BRIEF – Gather up all lines that carry the word "METAL".

PROVIDED ENTRIES –
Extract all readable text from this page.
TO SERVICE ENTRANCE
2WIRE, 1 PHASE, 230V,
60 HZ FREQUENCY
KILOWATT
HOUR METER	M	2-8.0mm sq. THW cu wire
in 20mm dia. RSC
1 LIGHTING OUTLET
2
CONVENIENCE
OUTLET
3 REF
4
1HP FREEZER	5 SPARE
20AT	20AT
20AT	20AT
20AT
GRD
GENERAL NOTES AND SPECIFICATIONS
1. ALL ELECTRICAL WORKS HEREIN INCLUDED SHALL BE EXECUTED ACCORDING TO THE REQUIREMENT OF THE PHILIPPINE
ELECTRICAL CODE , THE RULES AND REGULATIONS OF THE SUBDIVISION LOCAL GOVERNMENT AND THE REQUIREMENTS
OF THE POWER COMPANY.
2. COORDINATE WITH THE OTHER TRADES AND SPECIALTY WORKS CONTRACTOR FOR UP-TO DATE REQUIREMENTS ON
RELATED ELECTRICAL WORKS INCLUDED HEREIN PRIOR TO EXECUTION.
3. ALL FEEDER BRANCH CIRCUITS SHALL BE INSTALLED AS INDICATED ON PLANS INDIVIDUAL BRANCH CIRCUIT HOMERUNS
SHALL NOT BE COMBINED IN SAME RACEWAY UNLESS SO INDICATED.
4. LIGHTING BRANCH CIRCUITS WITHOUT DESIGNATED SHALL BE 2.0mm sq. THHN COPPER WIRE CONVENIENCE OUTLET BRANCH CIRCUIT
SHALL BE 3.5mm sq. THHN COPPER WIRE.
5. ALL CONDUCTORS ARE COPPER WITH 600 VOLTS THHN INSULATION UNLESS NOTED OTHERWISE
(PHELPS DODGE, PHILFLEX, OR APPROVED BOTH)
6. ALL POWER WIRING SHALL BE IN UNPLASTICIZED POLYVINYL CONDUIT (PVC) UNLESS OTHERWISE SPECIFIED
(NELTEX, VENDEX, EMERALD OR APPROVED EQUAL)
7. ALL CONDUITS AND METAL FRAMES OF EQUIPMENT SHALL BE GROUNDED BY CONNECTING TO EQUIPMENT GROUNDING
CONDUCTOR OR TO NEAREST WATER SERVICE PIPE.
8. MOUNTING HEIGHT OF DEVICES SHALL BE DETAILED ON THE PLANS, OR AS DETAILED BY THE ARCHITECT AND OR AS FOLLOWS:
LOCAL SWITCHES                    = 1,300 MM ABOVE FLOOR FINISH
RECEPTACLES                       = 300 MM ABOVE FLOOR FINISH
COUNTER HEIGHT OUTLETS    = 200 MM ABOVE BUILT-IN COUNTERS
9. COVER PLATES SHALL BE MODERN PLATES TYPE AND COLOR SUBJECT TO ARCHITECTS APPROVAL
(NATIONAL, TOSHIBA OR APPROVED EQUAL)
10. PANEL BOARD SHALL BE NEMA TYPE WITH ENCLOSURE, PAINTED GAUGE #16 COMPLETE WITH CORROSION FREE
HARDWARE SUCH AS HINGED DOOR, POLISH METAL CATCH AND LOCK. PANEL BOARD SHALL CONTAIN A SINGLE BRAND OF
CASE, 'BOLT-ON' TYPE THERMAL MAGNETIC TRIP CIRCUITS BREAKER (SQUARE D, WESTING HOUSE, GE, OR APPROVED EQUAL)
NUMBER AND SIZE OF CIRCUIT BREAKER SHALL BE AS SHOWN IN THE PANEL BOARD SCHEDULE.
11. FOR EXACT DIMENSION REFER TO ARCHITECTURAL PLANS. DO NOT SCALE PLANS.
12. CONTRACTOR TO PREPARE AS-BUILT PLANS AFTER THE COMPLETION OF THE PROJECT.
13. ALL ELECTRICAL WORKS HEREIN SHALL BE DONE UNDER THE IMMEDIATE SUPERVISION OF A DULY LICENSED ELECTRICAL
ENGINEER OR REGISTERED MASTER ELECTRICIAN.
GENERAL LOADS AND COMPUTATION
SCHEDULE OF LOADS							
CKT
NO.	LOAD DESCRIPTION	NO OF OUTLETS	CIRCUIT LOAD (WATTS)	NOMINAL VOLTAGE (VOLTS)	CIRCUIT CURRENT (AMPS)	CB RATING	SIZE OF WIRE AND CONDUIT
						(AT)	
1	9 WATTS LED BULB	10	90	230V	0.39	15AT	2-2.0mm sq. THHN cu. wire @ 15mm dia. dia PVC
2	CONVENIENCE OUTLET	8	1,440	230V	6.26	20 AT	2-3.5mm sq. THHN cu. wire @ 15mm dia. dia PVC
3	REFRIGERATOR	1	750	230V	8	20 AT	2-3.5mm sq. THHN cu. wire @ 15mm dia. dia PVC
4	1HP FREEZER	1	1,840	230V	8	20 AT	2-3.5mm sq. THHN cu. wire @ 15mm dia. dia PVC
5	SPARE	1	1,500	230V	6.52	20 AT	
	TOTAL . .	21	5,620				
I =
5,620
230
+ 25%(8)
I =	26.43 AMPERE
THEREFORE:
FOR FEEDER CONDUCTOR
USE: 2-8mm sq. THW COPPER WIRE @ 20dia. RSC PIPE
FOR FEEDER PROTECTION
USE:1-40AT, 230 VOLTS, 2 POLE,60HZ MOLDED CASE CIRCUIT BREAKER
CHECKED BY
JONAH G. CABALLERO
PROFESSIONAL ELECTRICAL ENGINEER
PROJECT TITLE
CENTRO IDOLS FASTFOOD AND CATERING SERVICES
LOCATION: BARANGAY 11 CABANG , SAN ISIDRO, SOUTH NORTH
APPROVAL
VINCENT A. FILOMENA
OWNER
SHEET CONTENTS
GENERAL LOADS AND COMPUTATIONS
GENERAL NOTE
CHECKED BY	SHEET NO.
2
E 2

RESULT OF THIS TASK –
7. ALL CONDUITS AND METAL FRAMES OF EQUIPMENT SHALL BE GROUNDED BY CONNECTING TO EQUIPMENT GROUNDING
HARDWARE SUCH AS HINGED DOOR, POLISH METAL CATCH AND LOCK. PANEL BOARD SHALL CONTAIN A SINGLE BRAND OF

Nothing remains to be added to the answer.